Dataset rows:

§ §

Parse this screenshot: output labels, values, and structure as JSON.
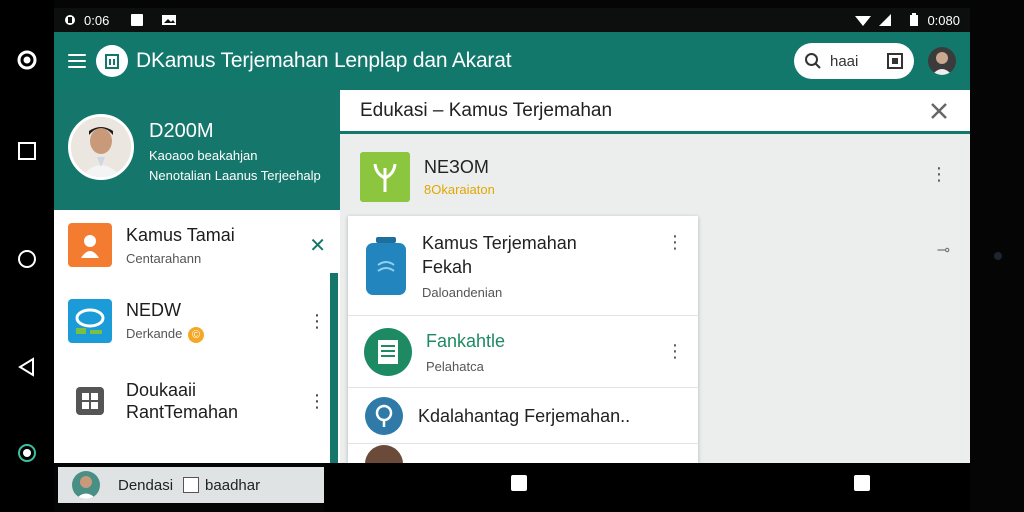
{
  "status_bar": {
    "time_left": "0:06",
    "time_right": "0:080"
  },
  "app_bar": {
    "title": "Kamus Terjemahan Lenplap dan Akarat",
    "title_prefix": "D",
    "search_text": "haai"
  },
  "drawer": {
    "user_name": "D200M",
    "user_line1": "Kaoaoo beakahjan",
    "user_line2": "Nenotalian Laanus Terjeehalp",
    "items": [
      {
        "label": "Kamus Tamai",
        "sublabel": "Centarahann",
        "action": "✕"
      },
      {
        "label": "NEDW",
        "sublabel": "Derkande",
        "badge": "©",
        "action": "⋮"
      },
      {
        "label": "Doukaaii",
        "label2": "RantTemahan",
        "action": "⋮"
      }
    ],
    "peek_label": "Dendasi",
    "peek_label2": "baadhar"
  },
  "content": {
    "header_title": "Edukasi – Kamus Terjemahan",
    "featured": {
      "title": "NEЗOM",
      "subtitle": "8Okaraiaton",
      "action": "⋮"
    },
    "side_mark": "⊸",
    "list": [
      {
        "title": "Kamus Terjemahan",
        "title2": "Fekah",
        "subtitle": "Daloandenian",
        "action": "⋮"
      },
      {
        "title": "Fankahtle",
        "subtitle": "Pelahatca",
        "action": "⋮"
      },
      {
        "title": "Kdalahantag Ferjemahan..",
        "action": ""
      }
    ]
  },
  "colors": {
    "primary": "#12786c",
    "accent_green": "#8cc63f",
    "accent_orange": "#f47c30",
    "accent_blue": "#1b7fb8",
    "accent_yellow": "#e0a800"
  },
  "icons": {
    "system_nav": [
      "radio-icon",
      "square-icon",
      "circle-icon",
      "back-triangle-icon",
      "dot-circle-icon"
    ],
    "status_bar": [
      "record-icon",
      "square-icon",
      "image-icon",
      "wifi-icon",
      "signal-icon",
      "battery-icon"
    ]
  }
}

§ §

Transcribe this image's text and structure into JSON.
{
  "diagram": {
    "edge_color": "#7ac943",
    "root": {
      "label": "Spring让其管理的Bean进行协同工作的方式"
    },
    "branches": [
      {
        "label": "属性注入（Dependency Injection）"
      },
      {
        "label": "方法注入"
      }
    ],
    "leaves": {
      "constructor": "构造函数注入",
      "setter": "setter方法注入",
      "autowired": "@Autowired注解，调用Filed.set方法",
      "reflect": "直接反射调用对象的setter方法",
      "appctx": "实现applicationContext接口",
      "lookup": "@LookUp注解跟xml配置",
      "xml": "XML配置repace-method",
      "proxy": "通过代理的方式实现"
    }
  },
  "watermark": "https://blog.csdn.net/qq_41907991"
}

§ §

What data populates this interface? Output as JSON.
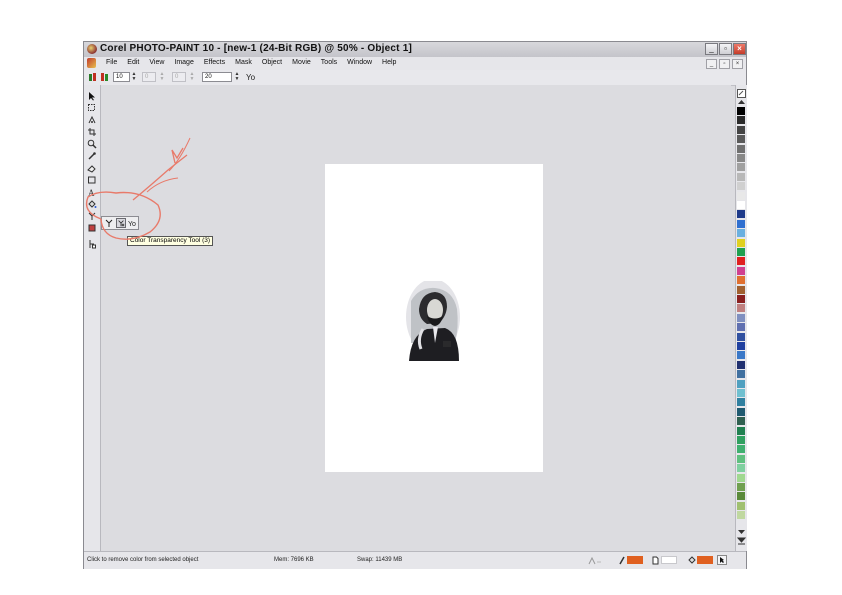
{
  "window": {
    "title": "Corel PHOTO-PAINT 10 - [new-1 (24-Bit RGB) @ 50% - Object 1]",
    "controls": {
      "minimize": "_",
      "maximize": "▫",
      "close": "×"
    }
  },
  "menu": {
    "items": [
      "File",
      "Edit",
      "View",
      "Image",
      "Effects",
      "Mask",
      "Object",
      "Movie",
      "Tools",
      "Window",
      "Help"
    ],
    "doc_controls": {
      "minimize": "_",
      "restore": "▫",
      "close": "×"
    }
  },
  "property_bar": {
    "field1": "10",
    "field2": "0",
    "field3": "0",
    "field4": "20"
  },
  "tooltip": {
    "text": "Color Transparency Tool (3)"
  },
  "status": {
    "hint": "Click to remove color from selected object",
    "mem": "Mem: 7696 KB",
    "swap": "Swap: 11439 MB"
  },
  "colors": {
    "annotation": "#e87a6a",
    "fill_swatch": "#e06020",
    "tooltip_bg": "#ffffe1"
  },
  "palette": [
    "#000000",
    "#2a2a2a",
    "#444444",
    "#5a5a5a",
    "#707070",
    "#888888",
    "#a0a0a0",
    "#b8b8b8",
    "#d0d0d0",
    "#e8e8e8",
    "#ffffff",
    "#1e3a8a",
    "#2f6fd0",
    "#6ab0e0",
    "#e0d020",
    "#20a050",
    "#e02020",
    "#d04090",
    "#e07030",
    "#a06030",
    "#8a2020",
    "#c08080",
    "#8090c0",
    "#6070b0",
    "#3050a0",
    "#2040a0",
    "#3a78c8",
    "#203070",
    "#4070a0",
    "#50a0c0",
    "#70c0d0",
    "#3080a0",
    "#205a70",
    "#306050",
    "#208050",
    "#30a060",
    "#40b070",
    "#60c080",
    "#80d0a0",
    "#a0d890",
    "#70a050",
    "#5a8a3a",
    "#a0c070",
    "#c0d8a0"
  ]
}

§ §

Description of the task » List the lines of the entries that include "sublabel".

Full response »
        "sublabel": "Centarahann",
        "sublabel": "Derkande",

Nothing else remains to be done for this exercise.